• [EXTRACTED RECORDS]:
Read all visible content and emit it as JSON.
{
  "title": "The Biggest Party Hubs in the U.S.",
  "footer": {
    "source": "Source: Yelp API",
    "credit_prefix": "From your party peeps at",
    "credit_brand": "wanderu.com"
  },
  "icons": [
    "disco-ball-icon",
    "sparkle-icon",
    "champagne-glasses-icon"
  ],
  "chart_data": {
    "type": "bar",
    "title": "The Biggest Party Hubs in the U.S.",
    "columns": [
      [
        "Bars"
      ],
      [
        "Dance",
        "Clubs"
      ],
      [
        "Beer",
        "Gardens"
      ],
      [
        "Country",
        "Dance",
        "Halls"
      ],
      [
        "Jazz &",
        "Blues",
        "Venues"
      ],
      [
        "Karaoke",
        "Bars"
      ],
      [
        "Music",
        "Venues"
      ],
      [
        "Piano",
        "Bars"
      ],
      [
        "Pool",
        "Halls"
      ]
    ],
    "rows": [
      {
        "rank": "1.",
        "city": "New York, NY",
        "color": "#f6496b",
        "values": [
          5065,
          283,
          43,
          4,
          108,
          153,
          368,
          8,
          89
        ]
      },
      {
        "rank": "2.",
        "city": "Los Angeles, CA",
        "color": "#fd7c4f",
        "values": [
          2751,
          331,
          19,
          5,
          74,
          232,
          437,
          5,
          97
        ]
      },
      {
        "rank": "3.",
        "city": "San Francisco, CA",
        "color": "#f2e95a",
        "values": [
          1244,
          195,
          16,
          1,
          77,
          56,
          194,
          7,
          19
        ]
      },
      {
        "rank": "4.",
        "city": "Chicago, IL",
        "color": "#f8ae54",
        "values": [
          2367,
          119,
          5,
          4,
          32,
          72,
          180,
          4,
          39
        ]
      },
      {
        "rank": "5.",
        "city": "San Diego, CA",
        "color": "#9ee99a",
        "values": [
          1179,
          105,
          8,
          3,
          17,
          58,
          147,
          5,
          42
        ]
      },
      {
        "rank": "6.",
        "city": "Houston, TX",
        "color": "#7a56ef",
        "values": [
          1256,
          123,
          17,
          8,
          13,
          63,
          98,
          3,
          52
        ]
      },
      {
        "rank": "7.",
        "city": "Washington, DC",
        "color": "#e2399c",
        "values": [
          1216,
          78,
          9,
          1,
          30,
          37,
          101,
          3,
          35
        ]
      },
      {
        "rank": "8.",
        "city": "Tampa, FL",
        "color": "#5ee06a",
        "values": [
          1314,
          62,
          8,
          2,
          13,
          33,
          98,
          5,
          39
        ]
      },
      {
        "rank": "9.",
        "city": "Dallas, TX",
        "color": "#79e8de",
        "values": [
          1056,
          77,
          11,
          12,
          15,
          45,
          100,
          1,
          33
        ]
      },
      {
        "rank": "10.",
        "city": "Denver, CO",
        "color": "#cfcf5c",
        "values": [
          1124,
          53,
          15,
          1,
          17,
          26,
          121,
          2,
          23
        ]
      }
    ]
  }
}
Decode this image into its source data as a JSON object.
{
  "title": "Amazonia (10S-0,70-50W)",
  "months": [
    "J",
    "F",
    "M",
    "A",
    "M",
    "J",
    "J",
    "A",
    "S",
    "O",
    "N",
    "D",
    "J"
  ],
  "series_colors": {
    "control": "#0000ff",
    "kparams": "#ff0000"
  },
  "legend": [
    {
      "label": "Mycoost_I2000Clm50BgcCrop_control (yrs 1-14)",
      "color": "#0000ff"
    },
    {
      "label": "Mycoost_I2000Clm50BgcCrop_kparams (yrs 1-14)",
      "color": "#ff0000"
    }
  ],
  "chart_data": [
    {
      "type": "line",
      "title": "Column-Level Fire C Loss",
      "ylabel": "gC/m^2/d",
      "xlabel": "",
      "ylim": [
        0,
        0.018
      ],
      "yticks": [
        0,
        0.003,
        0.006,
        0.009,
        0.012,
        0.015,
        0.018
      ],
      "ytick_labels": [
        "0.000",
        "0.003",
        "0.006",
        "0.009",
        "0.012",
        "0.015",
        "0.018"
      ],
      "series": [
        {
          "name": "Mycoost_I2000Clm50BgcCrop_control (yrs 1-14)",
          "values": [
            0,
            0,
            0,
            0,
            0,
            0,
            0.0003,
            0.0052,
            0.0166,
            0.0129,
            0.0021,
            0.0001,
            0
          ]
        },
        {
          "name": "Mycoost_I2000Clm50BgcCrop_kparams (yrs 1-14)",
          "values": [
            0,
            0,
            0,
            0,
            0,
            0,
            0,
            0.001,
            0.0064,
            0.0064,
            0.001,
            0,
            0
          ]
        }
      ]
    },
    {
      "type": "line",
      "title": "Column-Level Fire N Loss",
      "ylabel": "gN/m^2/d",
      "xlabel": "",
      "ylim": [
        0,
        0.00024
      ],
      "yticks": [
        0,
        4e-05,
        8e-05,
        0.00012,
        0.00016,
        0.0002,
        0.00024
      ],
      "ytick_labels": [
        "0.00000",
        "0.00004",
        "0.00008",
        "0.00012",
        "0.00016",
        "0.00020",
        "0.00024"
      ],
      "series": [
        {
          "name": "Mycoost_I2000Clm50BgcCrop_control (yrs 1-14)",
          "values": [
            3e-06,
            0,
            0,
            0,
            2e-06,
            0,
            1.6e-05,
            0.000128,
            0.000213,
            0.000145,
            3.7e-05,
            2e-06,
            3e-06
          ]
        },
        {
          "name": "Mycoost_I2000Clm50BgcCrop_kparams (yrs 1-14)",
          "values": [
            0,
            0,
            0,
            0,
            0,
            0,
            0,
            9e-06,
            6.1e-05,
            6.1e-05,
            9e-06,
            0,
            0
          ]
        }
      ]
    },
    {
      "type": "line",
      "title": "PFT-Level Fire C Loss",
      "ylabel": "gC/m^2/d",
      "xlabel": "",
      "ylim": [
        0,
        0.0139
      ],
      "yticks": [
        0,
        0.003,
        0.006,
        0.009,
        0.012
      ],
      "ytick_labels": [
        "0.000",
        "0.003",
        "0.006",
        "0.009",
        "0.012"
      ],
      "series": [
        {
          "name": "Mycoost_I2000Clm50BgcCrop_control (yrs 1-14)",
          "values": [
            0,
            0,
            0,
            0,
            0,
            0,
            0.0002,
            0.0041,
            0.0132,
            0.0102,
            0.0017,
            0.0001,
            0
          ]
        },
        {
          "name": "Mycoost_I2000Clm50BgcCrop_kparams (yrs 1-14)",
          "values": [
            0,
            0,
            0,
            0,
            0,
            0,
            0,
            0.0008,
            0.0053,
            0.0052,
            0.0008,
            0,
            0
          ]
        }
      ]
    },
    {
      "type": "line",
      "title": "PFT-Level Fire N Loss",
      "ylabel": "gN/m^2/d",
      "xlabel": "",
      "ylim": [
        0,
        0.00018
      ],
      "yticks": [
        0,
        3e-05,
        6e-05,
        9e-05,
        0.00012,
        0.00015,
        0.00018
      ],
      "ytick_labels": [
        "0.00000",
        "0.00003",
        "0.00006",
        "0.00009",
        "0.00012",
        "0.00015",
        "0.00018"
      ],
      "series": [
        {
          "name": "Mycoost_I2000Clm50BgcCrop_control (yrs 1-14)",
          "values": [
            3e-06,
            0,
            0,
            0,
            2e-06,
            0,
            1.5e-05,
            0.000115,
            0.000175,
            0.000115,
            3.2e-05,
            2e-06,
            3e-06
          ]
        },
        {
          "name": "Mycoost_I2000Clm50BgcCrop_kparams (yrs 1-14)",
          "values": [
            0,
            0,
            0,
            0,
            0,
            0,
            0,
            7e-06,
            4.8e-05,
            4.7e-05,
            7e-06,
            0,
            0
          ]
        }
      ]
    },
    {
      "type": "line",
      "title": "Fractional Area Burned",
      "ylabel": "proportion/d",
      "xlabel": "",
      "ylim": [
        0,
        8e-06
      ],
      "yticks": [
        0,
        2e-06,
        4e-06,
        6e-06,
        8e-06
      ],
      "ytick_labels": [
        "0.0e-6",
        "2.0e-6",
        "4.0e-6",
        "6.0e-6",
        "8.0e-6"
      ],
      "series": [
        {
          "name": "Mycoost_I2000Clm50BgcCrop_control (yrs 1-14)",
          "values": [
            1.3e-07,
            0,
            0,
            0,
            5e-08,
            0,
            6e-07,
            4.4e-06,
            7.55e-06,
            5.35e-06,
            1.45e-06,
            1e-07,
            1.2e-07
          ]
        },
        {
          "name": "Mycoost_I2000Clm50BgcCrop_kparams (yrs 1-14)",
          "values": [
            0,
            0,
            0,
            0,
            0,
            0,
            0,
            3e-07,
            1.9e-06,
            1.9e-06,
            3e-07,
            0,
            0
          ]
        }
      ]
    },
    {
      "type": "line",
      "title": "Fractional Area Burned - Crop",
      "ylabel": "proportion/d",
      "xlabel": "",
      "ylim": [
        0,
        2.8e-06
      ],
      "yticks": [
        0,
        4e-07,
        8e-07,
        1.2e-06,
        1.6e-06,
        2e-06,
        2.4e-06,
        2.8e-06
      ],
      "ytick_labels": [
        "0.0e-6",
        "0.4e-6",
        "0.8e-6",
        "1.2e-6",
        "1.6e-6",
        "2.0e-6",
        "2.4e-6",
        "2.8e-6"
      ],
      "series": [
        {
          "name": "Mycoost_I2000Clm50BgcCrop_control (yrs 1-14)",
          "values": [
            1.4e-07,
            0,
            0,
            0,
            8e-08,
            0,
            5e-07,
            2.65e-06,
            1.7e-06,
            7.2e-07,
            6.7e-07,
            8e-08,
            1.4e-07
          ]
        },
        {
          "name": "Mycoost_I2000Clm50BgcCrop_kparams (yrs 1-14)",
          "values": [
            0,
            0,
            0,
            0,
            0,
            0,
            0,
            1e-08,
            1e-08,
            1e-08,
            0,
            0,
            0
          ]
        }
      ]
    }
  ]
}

• [TO BE DONE]: Nothing but a number is needed here: how many lines hold the string "JSON"?

• [SOLUTION]: 2